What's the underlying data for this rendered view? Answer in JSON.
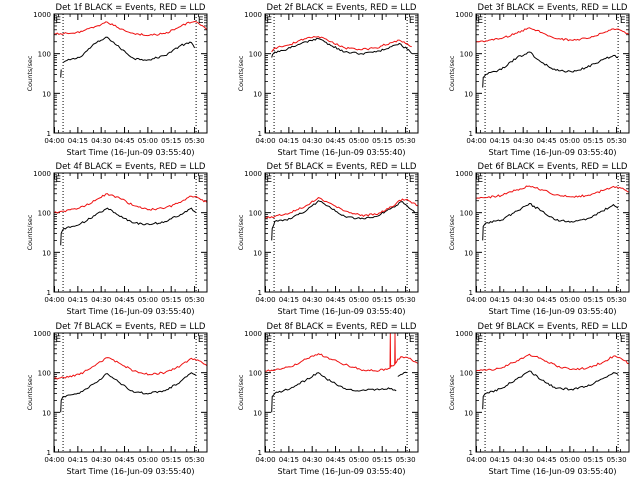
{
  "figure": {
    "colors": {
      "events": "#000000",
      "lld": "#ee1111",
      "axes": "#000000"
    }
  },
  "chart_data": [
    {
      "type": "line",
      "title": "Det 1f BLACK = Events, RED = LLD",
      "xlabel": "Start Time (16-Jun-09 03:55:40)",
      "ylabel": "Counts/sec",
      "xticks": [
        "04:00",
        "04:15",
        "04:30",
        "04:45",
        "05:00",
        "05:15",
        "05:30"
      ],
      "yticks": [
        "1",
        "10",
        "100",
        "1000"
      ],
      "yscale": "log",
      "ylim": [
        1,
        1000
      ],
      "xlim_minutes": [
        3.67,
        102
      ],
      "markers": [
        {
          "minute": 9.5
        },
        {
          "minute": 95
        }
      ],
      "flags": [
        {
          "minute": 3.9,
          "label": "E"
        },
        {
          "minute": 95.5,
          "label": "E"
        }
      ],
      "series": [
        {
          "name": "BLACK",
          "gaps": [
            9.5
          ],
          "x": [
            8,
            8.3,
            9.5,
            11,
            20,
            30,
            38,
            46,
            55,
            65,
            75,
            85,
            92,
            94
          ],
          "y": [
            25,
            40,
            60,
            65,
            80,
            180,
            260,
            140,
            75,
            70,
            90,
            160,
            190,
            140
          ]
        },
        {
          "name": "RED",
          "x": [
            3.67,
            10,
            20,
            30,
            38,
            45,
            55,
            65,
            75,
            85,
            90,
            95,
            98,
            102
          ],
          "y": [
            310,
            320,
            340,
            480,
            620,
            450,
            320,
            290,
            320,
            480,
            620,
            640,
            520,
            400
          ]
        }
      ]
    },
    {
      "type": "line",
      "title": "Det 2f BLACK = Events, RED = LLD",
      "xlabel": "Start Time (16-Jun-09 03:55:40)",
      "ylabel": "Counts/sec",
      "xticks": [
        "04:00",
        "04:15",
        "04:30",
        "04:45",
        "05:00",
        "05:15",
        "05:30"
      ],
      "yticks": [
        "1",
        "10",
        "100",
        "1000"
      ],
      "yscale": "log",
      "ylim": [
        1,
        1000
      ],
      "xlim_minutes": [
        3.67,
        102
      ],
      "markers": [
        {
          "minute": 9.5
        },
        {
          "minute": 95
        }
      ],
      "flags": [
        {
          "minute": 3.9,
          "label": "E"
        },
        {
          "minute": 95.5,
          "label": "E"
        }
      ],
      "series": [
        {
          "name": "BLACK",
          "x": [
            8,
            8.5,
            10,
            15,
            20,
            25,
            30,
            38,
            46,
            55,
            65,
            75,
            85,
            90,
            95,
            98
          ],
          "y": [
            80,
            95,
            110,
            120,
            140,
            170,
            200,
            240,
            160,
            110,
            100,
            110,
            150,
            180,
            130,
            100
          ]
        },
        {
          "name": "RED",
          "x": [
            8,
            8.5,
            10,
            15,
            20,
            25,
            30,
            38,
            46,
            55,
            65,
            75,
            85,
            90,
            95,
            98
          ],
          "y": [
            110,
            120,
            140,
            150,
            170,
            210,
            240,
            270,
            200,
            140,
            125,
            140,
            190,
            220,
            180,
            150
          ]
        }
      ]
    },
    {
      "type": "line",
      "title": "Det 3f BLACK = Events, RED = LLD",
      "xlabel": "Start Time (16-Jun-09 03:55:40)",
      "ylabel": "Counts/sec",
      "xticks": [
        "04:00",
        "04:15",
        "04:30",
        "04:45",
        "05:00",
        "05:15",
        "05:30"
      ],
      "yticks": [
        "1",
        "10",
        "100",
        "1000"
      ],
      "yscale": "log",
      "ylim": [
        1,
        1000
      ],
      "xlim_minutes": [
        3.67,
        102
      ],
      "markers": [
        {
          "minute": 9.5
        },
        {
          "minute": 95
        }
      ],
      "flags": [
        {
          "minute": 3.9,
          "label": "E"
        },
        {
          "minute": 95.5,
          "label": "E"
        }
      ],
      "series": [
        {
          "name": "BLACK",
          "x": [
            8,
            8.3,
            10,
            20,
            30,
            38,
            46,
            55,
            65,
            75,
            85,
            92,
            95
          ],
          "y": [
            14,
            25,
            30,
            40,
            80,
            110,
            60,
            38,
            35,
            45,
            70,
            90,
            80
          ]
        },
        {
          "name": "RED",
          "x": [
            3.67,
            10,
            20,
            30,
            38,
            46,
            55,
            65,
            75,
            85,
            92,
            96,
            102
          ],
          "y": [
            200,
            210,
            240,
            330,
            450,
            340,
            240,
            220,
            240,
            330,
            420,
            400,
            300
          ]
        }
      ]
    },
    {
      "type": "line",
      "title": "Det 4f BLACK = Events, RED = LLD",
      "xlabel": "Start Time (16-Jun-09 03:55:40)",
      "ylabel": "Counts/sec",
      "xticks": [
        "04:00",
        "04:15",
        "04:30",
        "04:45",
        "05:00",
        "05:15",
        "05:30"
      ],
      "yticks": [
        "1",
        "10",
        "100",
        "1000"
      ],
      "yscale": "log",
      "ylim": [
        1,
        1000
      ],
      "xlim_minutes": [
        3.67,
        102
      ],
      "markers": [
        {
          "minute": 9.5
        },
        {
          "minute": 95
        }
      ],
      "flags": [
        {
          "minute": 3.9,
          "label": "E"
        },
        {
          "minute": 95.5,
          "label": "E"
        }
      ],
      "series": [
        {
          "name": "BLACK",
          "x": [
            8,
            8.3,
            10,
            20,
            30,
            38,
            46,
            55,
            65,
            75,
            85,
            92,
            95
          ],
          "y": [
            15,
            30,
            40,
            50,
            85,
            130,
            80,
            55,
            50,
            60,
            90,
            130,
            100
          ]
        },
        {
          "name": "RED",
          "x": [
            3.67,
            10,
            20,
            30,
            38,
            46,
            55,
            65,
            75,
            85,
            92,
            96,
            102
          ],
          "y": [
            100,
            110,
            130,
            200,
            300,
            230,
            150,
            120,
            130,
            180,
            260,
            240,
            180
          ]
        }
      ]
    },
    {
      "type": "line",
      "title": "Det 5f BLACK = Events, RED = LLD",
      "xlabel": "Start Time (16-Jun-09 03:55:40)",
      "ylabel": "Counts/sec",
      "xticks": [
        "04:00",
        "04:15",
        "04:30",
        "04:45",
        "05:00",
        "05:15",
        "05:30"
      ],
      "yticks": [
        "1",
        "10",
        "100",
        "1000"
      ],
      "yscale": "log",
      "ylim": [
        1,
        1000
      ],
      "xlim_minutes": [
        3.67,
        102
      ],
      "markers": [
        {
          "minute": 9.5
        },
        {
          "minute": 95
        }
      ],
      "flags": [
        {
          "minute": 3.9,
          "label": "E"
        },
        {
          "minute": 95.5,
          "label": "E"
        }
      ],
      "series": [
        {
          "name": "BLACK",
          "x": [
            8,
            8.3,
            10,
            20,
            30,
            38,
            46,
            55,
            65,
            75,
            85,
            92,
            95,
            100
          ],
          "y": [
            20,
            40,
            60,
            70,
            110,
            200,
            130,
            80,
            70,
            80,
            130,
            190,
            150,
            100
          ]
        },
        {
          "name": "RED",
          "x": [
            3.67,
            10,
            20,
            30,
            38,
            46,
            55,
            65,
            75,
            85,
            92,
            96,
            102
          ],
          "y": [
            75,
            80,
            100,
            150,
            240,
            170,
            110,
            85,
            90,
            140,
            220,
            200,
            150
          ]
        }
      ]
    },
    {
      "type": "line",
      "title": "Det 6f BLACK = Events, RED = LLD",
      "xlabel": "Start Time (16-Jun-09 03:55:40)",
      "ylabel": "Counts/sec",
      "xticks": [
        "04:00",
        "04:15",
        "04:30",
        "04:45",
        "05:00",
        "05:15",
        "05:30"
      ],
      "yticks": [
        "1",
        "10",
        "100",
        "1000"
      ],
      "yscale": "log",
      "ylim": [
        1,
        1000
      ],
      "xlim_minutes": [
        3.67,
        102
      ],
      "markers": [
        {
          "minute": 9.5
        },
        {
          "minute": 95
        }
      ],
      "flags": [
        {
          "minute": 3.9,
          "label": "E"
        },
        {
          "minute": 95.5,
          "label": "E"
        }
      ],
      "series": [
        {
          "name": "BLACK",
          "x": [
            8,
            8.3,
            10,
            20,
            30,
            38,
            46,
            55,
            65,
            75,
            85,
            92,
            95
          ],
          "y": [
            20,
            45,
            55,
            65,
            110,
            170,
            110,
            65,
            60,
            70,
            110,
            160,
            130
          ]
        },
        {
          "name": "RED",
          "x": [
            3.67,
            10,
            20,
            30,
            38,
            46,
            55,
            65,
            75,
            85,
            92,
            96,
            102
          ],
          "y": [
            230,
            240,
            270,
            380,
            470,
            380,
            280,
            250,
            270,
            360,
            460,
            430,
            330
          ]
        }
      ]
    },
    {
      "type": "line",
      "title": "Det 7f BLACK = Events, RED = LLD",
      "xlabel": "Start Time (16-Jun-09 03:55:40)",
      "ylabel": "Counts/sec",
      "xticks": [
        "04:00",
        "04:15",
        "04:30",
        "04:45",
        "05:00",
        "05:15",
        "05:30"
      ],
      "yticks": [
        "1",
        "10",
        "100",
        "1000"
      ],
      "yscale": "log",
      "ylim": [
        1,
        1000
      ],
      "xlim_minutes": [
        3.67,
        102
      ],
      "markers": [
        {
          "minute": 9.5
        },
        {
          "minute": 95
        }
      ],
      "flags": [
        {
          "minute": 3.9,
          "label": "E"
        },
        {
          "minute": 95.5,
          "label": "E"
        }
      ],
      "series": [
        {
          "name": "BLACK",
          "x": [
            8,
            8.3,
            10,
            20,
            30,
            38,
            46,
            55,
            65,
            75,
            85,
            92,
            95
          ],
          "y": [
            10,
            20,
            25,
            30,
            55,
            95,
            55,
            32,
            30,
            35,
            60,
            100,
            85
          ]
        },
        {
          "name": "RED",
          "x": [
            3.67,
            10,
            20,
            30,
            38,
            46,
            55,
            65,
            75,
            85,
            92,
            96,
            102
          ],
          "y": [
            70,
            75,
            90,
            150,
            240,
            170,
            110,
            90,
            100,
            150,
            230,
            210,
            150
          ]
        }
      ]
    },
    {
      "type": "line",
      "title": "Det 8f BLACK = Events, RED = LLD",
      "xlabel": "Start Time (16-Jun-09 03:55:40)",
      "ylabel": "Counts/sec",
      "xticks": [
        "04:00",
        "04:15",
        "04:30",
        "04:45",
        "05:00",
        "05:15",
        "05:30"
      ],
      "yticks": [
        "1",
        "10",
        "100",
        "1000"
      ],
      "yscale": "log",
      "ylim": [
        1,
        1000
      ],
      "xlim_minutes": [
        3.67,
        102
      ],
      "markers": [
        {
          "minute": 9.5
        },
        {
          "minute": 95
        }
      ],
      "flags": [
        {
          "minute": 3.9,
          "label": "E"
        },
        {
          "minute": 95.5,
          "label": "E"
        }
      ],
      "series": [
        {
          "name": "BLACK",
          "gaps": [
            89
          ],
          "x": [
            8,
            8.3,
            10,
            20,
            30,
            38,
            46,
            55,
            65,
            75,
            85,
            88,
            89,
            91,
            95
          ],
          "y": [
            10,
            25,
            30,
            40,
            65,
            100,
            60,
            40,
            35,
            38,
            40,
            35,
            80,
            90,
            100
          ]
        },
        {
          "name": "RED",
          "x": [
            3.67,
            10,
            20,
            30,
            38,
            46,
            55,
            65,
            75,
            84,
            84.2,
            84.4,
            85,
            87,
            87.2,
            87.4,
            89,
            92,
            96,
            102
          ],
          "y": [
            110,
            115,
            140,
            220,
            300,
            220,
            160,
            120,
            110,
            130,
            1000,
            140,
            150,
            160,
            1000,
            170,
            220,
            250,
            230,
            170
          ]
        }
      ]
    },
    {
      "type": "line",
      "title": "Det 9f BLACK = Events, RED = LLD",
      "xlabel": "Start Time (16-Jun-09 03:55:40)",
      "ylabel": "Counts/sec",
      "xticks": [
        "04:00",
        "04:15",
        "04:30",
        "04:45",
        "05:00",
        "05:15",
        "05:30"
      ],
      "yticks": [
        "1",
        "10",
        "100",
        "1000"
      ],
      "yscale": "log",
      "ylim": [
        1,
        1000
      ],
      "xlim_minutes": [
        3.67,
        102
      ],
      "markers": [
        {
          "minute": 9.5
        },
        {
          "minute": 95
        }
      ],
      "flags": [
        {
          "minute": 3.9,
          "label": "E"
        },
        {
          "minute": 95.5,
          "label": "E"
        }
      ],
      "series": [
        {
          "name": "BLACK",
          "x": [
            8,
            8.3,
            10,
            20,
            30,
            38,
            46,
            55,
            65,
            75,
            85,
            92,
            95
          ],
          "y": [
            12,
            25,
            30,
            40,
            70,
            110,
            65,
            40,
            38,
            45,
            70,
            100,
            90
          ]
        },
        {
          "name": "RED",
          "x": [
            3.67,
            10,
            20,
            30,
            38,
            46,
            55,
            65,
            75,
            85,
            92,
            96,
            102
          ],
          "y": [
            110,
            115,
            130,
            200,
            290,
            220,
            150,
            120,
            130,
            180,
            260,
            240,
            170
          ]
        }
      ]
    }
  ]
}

┄┄┄┄┄┄┄┄┄┄

**Aim:**
Pull every line containing "title" from the material above.

**Full answer:**
      "title": "Det 1f BLACK = Events, RED = LLD",
      "title": "Det 2f BLACK = Events, RED = LLD",
      "title": "Det 3f BLACK = Events, RED = LLD",
      "title": "Det 4f BLACK = Events, RED = LLD",
      "title": "Det 5f BLACK = Events, RED = LLD",
      "title": "Det 6f BLACK = Events, RED = LLD",
      "title": "Det 7f BLACK = Events, RED = LLD",
      "title": "Det 8f BLACK = Events, RED = LLD",
      "title": "Det 9f BLACK = Events, RED = LLD",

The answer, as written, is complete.